-- START Dataset --

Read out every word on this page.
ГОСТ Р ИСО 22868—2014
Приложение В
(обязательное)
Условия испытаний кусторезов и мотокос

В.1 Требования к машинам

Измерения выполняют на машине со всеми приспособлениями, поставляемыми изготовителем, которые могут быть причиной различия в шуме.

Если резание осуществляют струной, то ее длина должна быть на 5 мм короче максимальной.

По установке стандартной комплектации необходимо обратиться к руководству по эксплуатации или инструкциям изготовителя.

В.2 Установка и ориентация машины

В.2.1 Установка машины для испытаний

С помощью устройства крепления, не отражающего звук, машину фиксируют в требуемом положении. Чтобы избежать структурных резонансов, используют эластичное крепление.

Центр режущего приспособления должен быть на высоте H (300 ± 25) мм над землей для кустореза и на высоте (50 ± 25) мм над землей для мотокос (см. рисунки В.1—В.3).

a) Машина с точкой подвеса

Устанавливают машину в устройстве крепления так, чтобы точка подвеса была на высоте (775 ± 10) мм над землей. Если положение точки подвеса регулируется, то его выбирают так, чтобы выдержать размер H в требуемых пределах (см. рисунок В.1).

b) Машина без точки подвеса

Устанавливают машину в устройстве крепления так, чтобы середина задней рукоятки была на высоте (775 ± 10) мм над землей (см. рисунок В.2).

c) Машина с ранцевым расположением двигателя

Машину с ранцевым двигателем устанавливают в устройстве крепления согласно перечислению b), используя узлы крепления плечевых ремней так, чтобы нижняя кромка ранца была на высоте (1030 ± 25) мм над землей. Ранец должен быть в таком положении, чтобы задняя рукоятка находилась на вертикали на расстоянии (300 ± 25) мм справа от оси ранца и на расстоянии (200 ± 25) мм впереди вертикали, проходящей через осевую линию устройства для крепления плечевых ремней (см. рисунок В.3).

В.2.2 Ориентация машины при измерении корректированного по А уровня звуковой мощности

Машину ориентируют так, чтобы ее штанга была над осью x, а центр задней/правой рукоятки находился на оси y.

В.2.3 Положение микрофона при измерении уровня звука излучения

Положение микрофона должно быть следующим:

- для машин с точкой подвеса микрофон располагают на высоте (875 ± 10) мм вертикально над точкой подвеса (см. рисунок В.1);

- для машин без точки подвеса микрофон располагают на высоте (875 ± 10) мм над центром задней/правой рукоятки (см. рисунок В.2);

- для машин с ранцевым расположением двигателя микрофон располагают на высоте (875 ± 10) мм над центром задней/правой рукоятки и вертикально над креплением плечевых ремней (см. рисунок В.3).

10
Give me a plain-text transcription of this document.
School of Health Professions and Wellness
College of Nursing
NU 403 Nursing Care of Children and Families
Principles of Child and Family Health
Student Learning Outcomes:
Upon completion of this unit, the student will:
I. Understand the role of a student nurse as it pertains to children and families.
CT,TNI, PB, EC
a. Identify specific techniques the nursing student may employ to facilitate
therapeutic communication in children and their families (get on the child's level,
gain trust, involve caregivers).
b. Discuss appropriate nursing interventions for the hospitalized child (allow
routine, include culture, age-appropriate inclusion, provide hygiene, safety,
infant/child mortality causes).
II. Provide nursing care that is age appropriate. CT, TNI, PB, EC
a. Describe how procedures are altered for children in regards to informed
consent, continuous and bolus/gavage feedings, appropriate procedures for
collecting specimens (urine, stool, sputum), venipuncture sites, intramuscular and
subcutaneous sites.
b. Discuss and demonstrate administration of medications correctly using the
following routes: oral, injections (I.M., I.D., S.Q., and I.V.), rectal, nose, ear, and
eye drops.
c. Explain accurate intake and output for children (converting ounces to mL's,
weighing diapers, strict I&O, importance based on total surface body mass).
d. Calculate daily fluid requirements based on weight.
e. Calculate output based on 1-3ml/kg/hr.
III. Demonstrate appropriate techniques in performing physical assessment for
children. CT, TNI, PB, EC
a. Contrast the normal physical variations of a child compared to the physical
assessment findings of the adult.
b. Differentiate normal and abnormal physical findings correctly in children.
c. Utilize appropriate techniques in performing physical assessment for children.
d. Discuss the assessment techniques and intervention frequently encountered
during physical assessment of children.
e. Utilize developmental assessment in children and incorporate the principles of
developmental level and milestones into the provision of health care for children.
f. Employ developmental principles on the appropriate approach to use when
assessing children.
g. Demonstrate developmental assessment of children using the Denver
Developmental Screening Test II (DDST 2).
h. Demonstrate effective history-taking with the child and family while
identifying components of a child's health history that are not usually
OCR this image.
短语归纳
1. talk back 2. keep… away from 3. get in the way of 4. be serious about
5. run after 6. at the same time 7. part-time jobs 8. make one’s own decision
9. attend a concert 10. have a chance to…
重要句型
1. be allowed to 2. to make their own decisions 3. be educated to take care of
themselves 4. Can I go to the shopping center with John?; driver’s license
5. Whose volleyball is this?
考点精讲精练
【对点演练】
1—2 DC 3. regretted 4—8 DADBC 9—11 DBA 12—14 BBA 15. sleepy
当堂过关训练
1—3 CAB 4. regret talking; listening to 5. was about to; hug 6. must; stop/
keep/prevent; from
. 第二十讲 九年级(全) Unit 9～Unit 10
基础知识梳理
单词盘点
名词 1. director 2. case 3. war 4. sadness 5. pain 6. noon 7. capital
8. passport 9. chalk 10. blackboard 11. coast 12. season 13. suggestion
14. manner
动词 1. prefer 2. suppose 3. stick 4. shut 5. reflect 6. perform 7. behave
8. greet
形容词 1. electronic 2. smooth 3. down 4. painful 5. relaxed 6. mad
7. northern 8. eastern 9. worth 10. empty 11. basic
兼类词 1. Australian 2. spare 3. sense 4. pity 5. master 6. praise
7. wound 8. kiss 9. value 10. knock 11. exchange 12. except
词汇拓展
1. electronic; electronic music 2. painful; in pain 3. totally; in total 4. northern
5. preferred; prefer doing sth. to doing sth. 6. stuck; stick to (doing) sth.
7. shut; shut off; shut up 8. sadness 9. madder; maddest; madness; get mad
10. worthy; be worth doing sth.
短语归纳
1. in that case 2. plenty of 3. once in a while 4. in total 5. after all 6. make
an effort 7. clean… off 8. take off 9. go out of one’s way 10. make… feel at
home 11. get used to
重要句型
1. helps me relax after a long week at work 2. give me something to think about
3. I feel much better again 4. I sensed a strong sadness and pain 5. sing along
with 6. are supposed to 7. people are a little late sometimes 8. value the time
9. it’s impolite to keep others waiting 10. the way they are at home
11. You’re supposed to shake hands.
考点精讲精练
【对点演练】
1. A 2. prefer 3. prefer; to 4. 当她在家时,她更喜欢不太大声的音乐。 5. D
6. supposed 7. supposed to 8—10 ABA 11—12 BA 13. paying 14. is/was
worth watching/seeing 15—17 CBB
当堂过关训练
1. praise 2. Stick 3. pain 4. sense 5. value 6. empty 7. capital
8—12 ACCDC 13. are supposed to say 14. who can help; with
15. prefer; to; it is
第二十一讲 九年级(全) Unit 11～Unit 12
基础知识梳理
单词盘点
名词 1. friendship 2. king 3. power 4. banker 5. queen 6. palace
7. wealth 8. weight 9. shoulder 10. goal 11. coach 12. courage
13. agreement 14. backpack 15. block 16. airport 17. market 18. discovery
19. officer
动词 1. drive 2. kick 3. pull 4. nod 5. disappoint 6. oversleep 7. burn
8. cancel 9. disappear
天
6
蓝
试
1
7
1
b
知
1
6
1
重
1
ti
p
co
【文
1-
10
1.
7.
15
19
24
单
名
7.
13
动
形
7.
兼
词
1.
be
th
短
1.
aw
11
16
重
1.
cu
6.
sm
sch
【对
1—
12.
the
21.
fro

-- END Dataset --

Search the entries for the string "after" and collect each line that has it.

5. run after 6. at the same time 7. part-time jobs 8. make one’s own decision
1. in that case 2. plenty of 3. once in a while 4. in total 5. after all 6. make
1. helps me relax after a long week at work 2. give me something to think about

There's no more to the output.